» **Exercise instructions**: Scan the lines below for "devices"; report the number of lines that contain it, and only that.

» **Data for processing**:
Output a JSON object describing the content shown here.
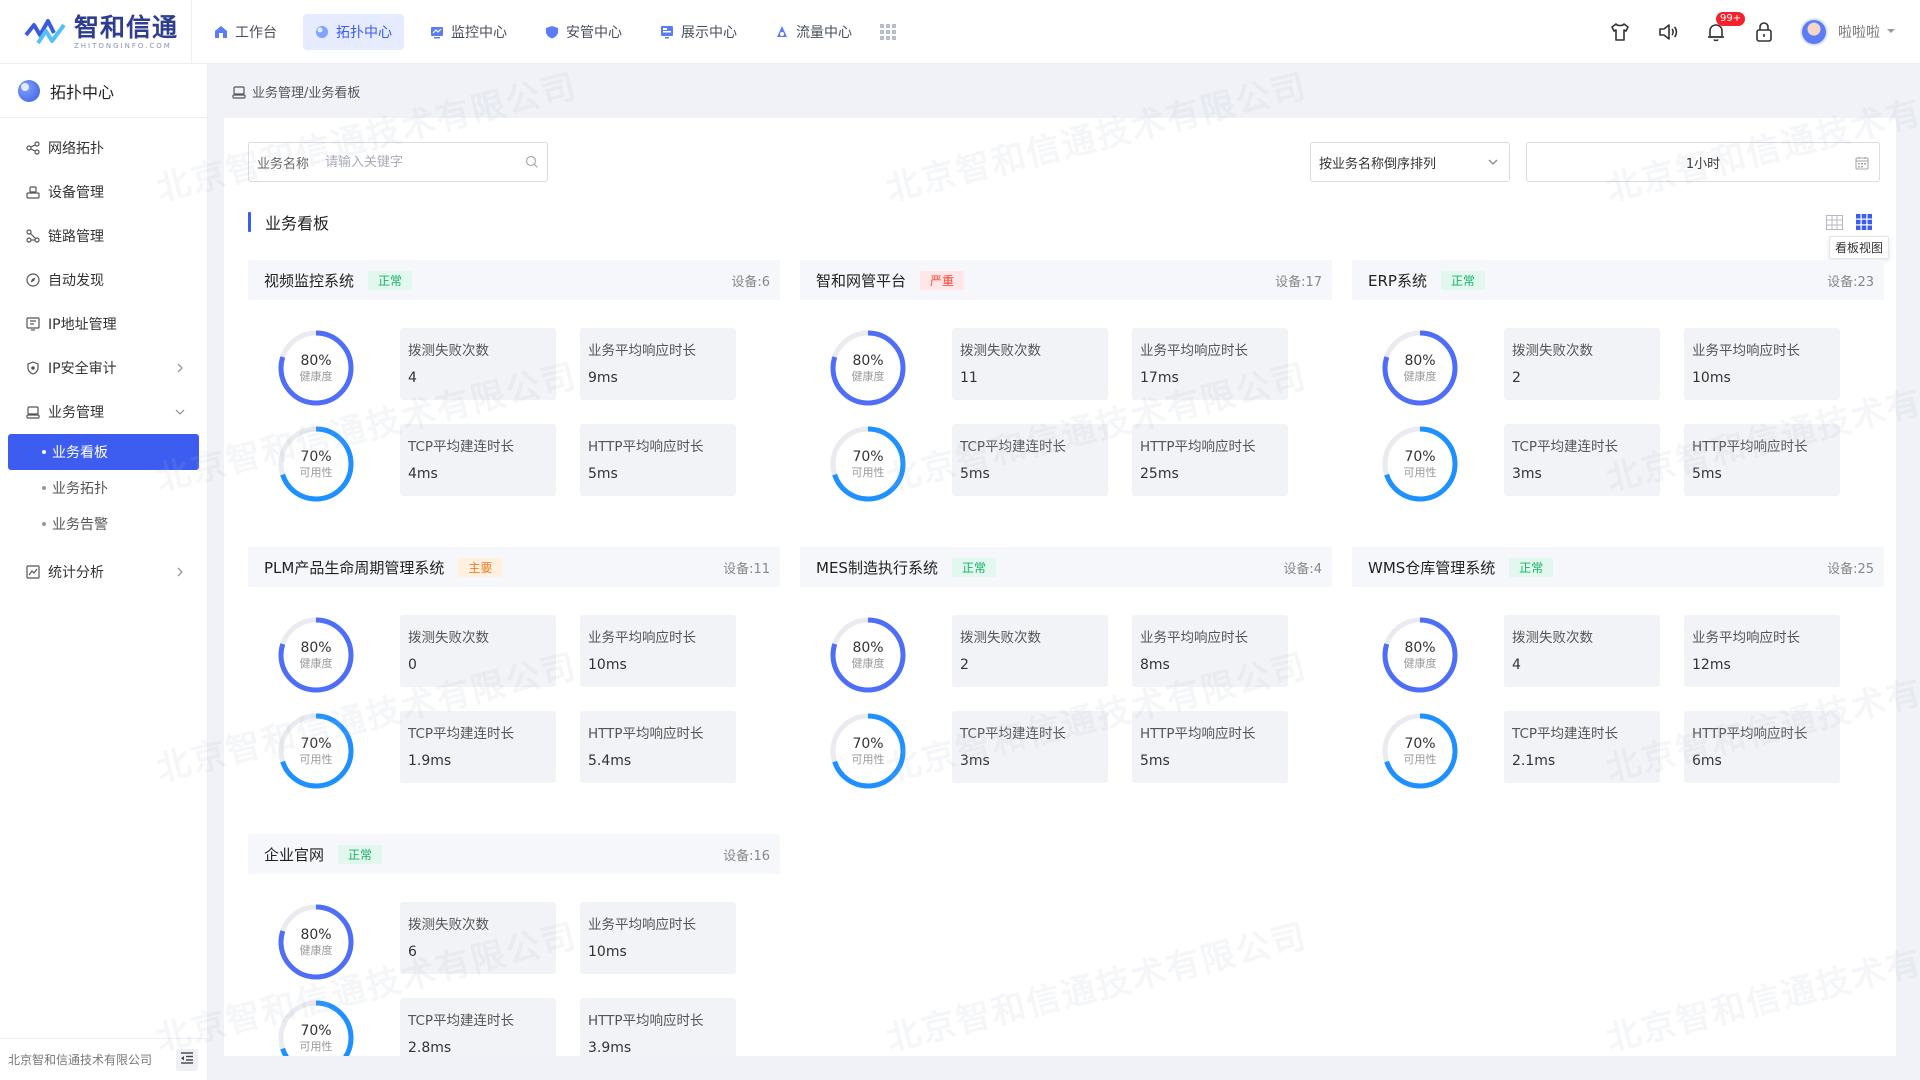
{
  "brand": {
    "name": "智和信通",
    "subtitle": "ZHITONGINFO.COM"
  },
  "nav": [
    {
      "label": "工作台",
      "icon": "home-icon",
      "active": false
    },
    {
      "label": "拓扑中心",
      "icon": "topology-icon",
      "active": true
    },
    {
      "label": "监控中心",
      "icon": "monitor-icon",
      "active": false
    },
    {
      "label": "安管中心",
      "icon": "shield-icon",
      "active": false
    },
    {
      "label": "展示中心",
      "icon": "display-icon",
      "active": false
    },
    {
      "label": "流量中心",
      "icon": "flow-icon",
      "active": false
    }
  ],
  "header_tools": {
    "notification_badge": "99+",
    "user_name": "啦啦啦"
  },
  "sidebar": {
    "title": "拓扑中心",
    "items": [
      {
        "label": "网络拓扑",
        "icon": "network-topology-icon"
      },
      {
        "label": "设备管理",
        "icon": "device-icon"
      },
      {
        "label": "链路管理",
        "icon": "link-icon"
      },
      {
        "label": "自动发现",
        "icon": "compass-icon"
      },
      {
        "label": "IP地址管理",
        "icon": "ip-address-icon"
      },
      {
        "label": "IP安全审计",
        "icon": "security-audit-icon",
        "expandable": true
      },
      {
        "label": "业务管理",
        "icon": "business-icon",
        "expanded": true
      }
    ],
    "sub_items": [
      {
        "label": "业务看板",
        "active": true
      },
      {
        "label": "业务拓扑",
        "active": false
      },
      {
        "label": "业务告警",
        "active": false
      }
    ],
    "after_items": [
      {
        "label": "统计分析",
        "icon": "stats-icon",
        "expandable": true
      }
    ],
    "footer": "北京智和信通技术有限公司"
  },
  "breadcrumb": "业务管理/业务看板",
  "filters": {
    "search_label": "业务名称",
    "search_placeholder": "请输入关键字",
    "sort_value": "按业务名称倒序排列",
    "time_value": "1小时"
  },
  "section_title": "业务看板",
  "view_tooltip": "看板视图",
  "colors": {
    "accent": "#3d5cf0",
    "ok": "#17b26a",
    "critical": "#f04438",
    "major": "#f27c22",
    "health_ring": "#4f6ef7",
    "avail_ring": "#1e90ff"
  },
  "metric_labels": {
    "fail": "拨测失败次数",
    "resp": "业务平均响应时长",
    "tcp": "TCP平均建连时长",
    "http": "HTTP平均响应时长",
    "health": "健康度",
    "avail": "可用性"
  },
  "cards": [
    {
      "name": "视频监控系统",
      "status": "正常",
      "status_type": "ok",
      "devices": "设备:6",
      "health": "80%",
      "health_pct": 80,
      "avail": "70%",
      "avail_pct": 70,
      "fail": "4",
      "resp": "9ms",
      "tcp": "4ms",
      "http": "5ms"
    },
    {
      "name": "智和网管平台",
      "status": "严重",
      "status_type": "bad",
      "devices": "设备:17",
      "health": "80%",
      "health_pct": 80,
      "avail": "70%",
      "avail_pct": 70,
      "fail": "11",
      "resp": "17ms",
      "tcp": "5ms",
      "http": "25ms"
    },
    {
      "name": "ERP系统",
      "status": "正常",
      "status_type": "ok",
      "devices": "设备:23",
      "health": "80%",
      "health_pct": 80,
      "avail": "70%",
      "avail_pct": 70,
      "fail": "2",
      "resp": "10ms",
      "tcp": "3ms",
      "http": "5ms"
    },
    {
      "name": "PLM产品生命周期管理系统",
      "status": "主要",
      "status_type": "main",
      "devices": "设备:11",
      "health": "80%",
      "health_pct": 80,
      "avail": "70%",
      "avail_pct": 70,
      "fail": "0",
      "resp": "10ms",
      "tcp": "1.9ms",
      "http": "5.4ms"
    },
    {
      "name": "MES制造执行系统",
      "status": "正常",
      "status_type": "ok",
      "devices": "设备:4",
      "health": "80%",
      "health_pct": 80,
      "avail": "70%",
      "avail_pct": 70,
      "fail": "2",
      "resp": "8ms",
      "tcp": "3ms",
      "http": "5ms"
    },
    {
      "name": "WMS仓库管理系统",
      "status": "正常",
      "status_type": "ok",
      "devices": "设备:25",
      "health": "80%",
      "health_pct": 80,
      "avail": "70%",
      "avail_pct": 70,
      "fail": "4",
      "resp": "12ms",
      "tcp": "2.1ms",
      "http": "6ms"
    },
    {
      "name": "企业官网",
      "status": "正常",
      "status_type": "ok",
      "devices": "设备:16",
      "health": "80%",
      "health_pct": 80,
      "avail": "70%",
      "avail_pct": 70,
      "fail": "6",
      "resp": "10ms",
      "tcp": "2.8ms",
      "http": "3.9ms"
    }
  ],
  "watermark": "北京智和信通技术有限公司"
}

» **Full output**: 7